#### [Task brief]
Locate the line containing "Convert this document image to plain text.", then please write out that line and all the lines below it in the entries exactly.

(Dataset excerpt)
———
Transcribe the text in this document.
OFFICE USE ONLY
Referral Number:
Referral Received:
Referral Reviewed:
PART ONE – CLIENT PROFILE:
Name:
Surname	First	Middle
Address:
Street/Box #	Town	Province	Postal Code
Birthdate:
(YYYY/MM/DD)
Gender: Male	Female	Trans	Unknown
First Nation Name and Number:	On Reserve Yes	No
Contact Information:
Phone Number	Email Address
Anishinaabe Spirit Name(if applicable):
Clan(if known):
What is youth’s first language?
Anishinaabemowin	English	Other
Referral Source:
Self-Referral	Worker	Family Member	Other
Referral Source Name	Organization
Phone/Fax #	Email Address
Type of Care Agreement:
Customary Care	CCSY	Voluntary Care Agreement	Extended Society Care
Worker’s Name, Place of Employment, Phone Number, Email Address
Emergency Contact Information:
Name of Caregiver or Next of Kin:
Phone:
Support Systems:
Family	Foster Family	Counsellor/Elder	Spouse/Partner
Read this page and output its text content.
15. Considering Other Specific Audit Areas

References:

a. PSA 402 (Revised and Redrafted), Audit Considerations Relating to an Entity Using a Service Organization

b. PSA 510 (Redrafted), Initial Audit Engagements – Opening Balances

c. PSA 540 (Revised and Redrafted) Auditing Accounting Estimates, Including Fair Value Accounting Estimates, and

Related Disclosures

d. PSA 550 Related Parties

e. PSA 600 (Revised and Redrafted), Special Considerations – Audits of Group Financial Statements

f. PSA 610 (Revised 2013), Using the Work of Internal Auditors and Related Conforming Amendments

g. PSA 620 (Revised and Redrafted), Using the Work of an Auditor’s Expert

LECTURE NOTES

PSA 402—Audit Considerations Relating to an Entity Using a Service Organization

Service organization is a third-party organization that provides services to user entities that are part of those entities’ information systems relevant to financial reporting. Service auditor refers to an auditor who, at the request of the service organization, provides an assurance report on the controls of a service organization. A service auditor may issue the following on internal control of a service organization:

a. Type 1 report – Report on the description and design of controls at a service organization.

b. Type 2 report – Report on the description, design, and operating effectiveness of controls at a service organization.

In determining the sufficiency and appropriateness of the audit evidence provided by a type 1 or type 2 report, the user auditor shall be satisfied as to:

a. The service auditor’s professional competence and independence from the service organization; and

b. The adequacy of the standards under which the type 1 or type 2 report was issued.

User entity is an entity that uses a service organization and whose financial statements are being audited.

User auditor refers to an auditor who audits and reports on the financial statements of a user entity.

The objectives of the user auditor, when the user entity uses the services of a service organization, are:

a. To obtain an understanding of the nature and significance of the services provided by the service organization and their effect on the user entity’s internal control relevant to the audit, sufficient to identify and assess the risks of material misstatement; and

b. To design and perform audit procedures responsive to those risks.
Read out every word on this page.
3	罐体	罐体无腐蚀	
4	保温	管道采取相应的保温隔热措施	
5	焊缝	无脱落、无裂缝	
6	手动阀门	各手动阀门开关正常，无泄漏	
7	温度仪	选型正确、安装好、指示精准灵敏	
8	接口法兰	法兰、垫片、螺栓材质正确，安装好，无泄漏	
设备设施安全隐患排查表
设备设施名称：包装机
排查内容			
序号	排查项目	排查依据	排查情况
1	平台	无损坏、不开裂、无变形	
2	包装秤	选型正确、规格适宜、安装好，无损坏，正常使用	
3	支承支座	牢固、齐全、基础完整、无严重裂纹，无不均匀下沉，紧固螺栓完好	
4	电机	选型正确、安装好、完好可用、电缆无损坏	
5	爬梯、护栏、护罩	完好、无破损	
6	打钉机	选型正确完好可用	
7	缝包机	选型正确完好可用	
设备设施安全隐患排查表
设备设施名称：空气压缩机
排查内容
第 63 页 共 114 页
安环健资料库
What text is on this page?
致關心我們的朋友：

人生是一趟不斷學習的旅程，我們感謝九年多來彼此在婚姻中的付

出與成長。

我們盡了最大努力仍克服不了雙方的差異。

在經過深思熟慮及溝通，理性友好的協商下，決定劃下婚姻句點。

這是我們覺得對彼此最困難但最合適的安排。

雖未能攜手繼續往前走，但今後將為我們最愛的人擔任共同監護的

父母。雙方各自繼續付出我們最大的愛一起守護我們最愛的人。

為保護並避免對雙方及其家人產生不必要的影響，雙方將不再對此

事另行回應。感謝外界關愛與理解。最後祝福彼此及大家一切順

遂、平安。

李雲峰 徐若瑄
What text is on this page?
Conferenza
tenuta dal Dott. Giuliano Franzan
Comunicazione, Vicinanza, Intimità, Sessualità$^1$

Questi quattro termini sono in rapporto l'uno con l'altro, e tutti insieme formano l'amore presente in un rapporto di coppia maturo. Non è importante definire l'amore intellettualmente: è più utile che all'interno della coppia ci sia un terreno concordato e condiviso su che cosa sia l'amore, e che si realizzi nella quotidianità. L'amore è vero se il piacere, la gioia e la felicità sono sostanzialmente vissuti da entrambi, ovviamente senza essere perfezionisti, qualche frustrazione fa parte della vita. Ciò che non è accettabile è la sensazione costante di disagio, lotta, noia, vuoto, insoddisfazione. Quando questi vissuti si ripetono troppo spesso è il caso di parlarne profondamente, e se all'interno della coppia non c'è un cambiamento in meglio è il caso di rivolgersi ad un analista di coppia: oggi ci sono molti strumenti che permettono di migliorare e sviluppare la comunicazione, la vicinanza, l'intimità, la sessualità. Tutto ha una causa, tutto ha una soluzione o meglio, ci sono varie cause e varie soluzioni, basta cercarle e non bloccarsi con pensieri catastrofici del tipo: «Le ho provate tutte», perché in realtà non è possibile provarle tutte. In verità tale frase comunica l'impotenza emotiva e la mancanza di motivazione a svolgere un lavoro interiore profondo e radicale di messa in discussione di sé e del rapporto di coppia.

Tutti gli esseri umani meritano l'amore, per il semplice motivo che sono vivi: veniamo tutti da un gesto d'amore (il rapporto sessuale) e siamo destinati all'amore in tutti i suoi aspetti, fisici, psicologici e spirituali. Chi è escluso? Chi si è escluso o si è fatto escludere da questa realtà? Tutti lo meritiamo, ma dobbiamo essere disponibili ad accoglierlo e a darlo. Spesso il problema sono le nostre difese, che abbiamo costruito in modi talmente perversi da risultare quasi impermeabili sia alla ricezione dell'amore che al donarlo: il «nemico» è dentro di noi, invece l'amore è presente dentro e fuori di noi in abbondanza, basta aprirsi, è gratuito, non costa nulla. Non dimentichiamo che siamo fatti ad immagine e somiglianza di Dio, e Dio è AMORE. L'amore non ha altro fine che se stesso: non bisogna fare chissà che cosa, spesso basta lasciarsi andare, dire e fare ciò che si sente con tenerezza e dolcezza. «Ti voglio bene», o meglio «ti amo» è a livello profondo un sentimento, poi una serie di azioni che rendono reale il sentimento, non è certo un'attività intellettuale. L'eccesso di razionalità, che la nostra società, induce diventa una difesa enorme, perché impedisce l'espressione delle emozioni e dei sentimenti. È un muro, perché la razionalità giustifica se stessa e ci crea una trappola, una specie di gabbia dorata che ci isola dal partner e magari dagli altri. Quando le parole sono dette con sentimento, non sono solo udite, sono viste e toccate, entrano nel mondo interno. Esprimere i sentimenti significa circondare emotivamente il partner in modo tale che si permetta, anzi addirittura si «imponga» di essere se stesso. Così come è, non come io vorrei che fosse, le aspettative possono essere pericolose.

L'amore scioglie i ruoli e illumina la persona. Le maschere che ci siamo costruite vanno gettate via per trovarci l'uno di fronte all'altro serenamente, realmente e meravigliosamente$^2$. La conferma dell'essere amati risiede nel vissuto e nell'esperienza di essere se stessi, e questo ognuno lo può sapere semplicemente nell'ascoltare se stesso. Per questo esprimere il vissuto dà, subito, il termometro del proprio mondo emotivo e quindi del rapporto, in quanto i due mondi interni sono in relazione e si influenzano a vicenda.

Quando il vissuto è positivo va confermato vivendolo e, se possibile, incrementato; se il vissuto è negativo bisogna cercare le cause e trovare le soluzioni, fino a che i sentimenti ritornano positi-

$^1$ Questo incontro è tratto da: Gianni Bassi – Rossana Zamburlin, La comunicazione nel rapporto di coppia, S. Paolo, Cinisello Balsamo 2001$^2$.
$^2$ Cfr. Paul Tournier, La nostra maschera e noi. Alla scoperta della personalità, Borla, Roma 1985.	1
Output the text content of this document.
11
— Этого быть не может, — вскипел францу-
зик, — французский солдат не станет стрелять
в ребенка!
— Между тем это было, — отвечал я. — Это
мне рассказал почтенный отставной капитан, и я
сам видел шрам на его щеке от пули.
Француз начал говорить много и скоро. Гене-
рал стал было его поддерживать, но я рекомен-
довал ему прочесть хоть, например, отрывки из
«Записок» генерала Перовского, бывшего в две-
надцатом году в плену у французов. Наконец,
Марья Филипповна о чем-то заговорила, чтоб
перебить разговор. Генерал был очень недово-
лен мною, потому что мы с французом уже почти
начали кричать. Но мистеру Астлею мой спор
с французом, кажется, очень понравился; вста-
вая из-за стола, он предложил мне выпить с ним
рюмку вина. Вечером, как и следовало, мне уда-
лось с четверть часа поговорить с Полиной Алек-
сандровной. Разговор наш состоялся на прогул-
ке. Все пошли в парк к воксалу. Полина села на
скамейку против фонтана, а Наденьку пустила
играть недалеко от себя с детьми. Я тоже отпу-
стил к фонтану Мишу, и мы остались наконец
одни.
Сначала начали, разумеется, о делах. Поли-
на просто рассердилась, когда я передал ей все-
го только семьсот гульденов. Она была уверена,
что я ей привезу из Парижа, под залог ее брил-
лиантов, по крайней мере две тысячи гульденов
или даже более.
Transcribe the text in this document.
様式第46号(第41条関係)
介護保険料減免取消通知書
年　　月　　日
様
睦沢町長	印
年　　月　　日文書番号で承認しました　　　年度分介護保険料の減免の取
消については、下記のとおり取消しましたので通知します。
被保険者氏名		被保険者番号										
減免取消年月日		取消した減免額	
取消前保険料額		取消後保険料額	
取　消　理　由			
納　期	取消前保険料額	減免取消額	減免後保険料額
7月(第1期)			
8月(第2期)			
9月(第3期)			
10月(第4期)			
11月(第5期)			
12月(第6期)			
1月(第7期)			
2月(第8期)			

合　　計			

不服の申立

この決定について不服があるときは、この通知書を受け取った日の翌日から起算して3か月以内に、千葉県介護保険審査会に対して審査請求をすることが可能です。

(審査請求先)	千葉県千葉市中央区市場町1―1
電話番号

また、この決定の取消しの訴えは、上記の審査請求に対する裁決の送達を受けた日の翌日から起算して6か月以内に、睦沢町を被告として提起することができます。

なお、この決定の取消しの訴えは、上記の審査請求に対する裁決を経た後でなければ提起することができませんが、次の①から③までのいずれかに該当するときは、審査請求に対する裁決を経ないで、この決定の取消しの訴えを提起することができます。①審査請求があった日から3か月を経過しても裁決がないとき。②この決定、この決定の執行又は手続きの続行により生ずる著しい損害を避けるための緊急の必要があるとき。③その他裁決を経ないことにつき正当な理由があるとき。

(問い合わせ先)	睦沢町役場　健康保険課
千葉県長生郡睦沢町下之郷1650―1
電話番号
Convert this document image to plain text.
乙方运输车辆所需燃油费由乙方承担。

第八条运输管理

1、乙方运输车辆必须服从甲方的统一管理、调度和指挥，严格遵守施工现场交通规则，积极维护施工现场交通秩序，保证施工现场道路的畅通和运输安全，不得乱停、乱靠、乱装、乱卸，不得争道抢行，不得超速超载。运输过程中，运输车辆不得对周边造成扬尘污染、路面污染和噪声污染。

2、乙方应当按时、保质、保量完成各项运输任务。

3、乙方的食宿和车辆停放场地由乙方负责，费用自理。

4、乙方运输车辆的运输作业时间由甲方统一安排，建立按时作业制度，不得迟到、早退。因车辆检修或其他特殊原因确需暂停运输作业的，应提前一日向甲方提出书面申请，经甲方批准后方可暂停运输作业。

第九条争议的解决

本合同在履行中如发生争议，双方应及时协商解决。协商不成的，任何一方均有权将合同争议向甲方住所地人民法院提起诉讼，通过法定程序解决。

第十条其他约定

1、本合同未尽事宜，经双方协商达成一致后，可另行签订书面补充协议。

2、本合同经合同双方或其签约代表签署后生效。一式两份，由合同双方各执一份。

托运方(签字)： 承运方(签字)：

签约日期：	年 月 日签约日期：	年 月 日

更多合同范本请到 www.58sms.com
———
#### [Task output]
Convert this document image to plain text.
乙方运输车辆所需燃油费由乙方承担。

第八条运输管理

1、乙方运输车辆必须服从甲方的统一管理、调度和指挥，严格遵守施工现场交通规则，积极维护施工现场交通秩序，保证施工现场道路的畅通和运输安全，不得乱停、乱靠、乱装、乱卸，不得争道抢行，不得超速超载。运输过程中，运输车辆不得对周边造成扬尘污染、路面污染和噪声污染。

2、乙方应当按时、保质、保量完成各项运输任务。

3、乙方的食宿和车辆停放场地由乙方负责，费用自理。

4、乙方运输车辆的运输作业时间由甲方统一安排，建立按时作业制度，不得迟到、早退。因车辆检修或其他特殊原因确需暂停运输作业的，应提前一日向甲方提出书面申请，经甲方批准后方可暂停运输作业。

第九条争议的解决

本合同在履行中如发生争议，双方应及时协商解决。协商不成的，任何一方均有权将合同争议向甲方住所地人民法院提起诉讼，通过法定程序解决。

第十条其他约定

1、本合同未尽事宜，经双方协商达成一致后，可另行签订书面补充协议。

2、本合同经合同双方或其签约代表签署后生效。一式两份，由合同双方各执一份。

托运方(签字)： 承运方(签字)：

签约日期：	年 月 日签约日期：	年 月 日

更多合同范本请到 www.58sms.com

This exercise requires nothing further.